WHAT IS REQUIRED: Each line below must be set down exactly; omit any image you find.

EXTRACTED INFORMATION:
[START]

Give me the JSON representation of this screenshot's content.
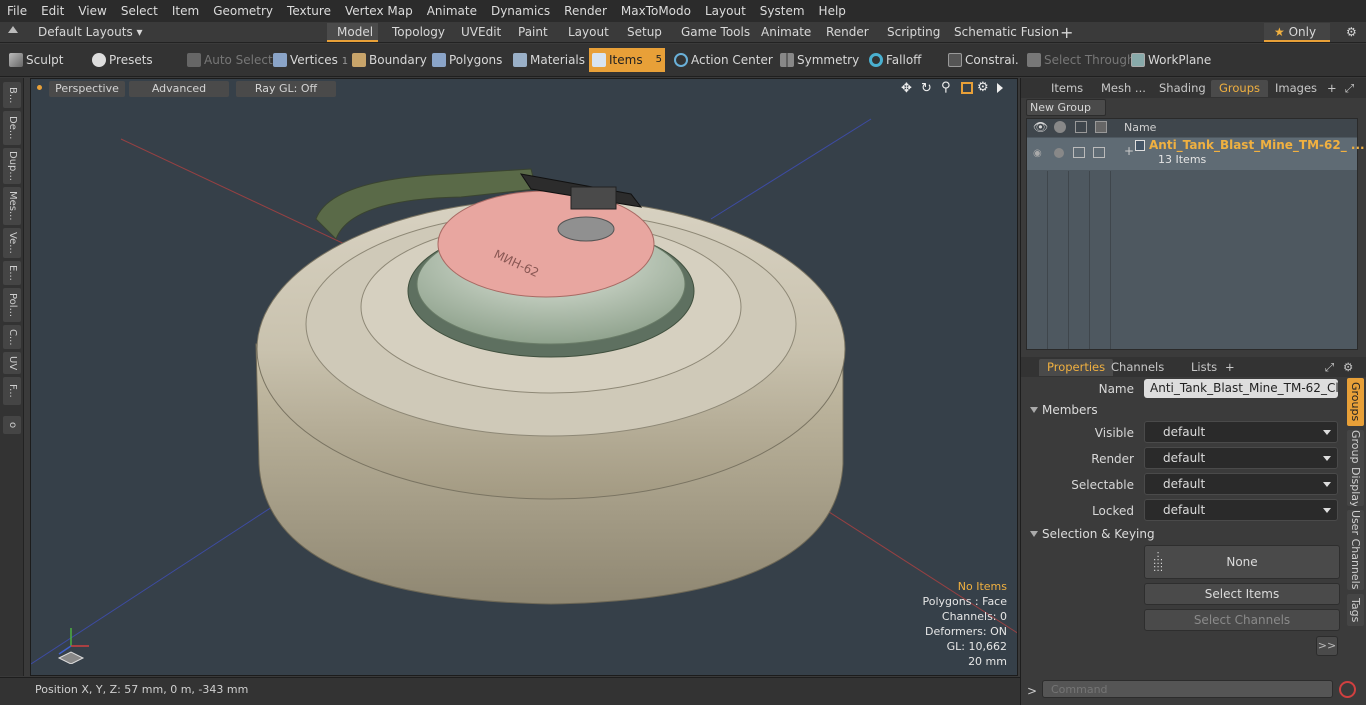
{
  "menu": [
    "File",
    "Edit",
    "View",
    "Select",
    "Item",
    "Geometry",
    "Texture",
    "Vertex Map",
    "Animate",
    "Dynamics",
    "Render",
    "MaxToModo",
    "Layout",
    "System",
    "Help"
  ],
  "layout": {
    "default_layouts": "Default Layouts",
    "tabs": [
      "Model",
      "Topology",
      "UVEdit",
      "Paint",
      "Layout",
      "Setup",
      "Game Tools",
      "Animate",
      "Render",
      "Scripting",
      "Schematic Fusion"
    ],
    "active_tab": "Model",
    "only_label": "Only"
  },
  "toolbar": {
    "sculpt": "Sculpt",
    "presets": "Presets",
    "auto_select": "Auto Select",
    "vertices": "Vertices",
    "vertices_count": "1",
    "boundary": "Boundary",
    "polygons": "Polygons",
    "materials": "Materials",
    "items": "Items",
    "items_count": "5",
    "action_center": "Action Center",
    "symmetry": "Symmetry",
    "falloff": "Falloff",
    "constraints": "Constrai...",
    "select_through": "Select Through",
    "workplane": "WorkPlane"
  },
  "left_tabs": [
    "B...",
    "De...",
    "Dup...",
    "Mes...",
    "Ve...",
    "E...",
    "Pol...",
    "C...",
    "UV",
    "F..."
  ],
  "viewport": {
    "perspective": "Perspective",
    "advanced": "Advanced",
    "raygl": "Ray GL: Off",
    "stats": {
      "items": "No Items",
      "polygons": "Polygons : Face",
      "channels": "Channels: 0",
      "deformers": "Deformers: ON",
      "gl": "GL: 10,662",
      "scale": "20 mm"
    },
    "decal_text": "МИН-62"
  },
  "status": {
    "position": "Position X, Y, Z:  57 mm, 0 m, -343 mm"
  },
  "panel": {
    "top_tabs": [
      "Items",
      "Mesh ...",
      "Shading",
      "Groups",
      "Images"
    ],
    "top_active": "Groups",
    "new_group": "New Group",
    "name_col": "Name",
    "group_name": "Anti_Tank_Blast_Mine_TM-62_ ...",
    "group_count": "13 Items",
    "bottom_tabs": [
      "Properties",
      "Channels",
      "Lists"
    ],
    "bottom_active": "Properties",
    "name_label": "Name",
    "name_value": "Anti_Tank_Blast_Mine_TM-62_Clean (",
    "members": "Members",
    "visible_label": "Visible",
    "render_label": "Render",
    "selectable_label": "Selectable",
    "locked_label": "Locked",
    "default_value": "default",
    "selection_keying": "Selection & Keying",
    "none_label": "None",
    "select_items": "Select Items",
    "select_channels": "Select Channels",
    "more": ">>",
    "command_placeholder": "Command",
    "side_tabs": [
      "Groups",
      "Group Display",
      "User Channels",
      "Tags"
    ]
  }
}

[END]

EXERCISE RESULT:
Give me the JSON representation of this screenshot's content.
{
  "menu": [
    "File",
    "Edit",
    "View",
    "Select",
    "Item",
    "Geometry",
    "Texture",
    "Vertex Map",
    "Animate",
    "Dynamics",
    "Render",
    "MaxToModo",
    "Layout",
    "System",
    "Help"
  ],
  "layout": {
    "default_layouts": "Default Layouts",
    "tabs": [
      "Model",
      "Topology",
      "UVEdit",
      "Paint",
      "Layout",
      "Setup",
      "Game Tools",
      "Animate",
      "Render",
      "Scripting",
      "Schematic Fusion"
    ],
    "active_tab": "Model",
    "only_label": "Only"
  },
  "toolbar": {
    "sculpt": "Sculpt",
    "presets": "Presets",
    "auto_select": "Auto Select",
    "vertices": "Vertices",
    "vertices_count": "1",
    "boundary": "Boundary",
    "polygons": "Polygons",
    "materials": "Materials",
    "items": "Items",
    "items_count": "5",
    "action_center": "Action Center",
    "symmetry": "Symmetry",
    "falloff": "Falloff",
    "constraints": "Constrai...",
    "select_through": "Select Through",
    "workplane": "WorkPlane"
  },
  "left_tabs": [
    "B...",
    "De...",
    "Dup...",
    "Mes...",
    "Ve...",
    "E...",
    "Pol...",
    "C...",
    "UV",
    "F..."
  ],
  "viewport": {
    "perspective": "Perspective",
    "advanced": "Advanced",
    "raygl": "Ray GL: Off",
    "stats": {
      "items": "No Items",
      "polygons": "Polygons : Face",
      "channels": "Channels: 0",
      "deformers": "Deformers: ON",
      "gl": "GL: 10,662",
      "scale": "20 mm"
    },
    "decal_text": "МИН-62"
  },
  "status": {
    "position": "Position X, Y, Z:  57 mm, 0 m, -343 mm"
  },
  "panel": {
    "top_tabs": [
      "Items",
      "Mesh ...",
      "Shading",
      "Groups",
      "Images"
    ],
    "top_active": "Groups",
    "new_group": "New Group",
    "name_col": "Name",
    "group_name": "Anti_Tank_Blast_Mine_TM-62_ ...",
    "group_count": "13 Items",
    "bottom_tabs": [
      "Properties",
      "Channels",
      "Lists"
    ],
    "bottom_active": "Properties",
    "name_label": "Name",
    "name_value": "Anti_Tank_Blast_Mine_TM-62_Clean (",
    "members": "Members",
    "visible_label": "Visible",
    "render_label": "Render",
    "selectable_label": "Selectable",
    "locked_label": "Locked",
    "default_value": "default",
    "selection_keying": "Selection & Keying",
    "none_label": "None",
    "select_items": "Select Items",
    "select_channels": "Select Channels",
    "more": ">>",
    "command_placeholder": "Command",
    "side_tabs": [
      "Groups",
      "Group Display",
      "User Channels",
      "Tags"
    ]
  }
}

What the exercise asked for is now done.